### REQUIRED WORK
Go over the lines below, and when one contains the word "Coordinate", copy it.

### LISTED ENTRIES
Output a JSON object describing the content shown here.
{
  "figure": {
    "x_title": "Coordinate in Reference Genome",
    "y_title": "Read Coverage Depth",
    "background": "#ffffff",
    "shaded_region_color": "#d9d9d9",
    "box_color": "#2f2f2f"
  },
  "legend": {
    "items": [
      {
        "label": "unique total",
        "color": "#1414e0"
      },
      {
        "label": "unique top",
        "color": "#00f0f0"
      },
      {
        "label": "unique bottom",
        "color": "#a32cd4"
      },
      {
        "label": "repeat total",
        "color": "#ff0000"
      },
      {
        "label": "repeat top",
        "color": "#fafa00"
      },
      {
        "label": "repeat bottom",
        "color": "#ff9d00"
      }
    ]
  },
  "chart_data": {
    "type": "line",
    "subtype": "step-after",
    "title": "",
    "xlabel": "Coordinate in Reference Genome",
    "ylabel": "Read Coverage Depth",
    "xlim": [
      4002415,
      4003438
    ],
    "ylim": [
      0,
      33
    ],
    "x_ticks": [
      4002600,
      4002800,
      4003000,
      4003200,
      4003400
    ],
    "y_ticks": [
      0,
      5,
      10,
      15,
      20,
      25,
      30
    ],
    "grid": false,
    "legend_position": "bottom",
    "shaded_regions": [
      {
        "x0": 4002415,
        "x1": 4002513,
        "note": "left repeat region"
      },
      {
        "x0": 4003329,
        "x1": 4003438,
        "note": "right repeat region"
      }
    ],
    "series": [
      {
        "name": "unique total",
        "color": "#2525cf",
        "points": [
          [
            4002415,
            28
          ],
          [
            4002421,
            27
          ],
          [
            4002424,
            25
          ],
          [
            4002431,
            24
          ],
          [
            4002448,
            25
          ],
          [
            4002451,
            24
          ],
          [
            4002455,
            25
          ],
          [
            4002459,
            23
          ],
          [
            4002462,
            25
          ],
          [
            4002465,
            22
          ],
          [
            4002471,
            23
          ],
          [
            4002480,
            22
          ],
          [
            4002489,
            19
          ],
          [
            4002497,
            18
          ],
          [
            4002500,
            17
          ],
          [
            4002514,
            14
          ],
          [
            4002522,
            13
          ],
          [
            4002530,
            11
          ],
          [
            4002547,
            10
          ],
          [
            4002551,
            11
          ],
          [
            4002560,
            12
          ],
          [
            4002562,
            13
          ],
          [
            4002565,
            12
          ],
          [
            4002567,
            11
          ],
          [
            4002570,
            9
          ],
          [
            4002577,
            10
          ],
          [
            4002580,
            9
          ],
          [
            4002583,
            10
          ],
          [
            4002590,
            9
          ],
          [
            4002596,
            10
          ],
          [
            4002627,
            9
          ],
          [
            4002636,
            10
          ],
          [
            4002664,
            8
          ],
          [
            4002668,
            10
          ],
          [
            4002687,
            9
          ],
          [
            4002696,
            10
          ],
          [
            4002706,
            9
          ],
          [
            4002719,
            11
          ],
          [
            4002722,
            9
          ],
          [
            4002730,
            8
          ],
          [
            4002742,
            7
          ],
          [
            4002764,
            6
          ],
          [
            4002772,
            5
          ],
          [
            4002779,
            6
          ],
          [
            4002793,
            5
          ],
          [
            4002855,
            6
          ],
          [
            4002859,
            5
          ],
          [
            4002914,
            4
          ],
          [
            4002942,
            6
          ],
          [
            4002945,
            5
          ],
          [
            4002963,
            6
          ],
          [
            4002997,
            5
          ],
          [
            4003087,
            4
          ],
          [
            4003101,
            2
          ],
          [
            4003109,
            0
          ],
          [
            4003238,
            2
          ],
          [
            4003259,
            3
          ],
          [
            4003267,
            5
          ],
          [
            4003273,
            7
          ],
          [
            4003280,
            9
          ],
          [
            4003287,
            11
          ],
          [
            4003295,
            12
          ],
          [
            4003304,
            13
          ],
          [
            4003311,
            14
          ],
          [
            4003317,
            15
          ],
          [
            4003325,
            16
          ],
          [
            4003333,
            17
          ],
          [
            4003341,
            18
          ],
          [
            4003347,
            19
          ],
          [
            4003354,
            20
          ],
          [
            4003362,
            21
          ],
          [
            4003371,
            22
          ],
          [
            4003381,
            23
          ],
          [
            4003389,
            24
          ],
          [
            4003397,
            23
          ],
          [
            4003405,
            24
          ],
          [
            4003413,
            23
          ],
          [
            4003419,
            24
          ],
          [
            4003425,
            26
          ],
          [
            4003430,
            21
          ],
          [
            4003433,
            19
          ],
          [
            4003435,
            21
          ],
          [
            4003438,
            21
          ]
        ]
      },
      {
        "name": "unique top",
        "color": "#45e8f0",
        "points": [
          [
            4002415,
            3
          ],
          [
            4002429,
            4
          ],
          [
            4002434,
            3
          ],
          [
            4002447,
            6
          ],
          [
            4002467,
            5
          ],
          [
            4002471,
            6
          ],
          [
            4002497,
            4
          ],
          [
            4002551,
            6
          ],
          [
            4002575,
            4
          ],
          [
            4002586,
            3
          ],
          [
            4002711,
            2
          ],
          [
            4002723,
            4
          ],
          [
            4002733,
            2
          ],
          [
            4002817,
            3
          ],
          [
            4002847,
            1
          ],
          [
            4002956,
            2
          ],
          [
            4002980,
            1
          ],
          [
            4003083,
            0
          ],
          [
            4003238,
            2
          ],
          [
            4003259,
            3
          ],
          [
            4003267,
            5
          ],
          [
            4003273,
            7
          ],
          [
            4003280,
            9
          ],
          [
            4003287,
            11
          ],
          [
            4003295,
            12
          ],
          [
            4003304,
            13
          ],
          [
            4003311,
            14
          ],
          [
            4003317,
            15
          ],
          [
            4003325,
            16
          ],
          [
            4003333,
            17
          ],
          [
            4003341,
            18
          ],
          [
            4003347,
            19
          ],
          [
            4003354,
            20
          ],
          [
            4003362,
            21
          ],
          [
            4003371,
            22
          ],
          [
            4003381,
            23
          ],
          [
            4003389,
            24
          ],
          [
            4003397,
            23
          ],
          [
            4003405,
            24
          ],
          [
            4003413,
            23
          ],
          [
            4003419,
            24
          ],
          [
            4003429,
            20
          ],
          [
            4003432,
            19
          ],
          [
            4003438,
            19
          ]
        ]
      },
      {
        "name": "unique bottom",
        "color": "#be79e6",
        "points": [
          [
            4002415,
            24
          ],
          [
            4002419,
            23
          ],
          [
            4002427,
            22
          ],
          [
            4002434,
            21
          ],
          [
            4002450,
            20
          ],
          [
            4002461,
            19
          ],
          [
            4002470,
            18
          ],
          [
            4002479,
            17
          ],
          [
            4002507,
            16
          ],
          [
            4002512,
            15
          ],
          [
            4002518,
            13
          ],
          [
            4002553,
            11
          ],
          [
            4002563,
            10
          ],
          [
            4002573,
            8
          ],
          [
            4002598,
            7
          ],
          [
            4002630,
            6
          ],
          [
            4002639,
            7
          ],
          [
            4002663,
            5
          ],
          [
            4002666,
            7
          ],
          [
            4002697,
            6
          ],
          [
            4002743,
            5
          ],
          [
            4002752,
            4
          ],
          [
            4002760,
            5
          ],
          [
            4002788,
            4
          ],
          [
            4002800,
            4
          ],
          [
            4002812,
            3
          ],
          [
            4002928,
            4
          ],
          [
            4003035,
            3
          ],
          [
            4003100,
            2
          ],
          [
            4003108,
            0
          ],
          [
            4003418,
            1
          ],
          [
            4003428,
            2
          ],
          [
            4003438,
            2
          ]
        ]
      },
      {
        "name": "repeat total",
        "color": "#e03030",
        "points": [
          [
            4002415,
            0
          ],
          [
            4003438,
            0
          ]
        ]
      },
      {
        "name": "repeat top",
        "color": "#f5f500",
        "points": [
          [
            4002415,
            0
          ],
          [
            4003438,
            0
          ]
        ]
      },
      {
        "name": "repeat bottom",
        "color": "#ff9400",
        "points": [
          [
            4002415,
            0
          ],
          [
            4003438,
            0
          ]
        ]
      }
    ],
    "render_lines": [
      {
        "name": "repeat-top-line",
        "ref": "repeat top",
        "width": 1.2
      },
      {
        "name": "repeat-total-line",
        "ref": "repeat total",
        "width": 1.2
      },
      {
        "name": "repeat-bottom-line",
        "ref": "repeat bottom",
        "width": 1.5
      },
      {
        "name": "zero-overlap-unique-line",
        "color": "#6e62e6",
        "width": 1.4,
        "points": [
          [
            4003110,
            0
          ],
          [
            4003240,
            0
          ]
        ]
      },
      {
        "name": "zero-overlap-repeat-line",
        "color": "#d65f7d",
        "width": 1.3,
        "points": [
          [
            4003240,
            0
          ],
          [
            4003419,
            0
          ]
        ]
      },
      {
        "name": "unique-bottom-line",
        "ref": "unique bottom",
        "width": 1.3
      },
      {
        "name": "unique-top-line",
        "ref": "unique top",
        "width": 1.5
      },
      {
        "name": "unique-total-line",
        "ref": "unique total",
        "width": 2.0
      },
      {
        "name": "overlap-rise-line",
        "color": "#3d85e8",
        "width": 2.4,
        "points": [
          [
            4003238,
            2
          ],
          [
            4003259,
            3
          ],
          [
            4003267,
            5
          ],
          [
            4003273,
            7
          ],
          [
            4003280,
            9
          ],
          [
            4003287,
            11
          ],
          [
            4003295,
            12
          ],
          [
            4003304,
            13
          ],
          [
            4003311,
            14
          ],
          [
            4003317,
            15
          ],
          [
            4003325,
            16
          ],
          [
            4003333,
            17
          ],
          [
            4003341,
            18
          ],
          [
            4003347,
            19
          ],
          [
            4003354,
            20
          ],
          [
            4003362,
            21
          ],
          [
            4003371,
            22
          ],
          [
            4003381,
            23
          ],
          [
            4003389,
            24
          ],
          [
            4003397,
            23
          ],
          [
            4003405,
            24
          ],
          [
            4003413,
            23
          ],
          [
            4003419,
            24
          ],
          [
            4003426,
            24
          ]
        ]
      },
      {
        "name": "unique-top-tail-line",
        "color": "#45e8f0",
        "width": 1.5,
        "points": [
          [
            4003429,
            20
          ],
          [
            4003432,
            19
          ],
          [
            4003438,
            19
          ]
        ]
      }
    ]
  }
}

### TASK ANSWER
    "x_title": "Coordinate in Reference Genome",
    "xlabel": "Coordinate in Reference Genome",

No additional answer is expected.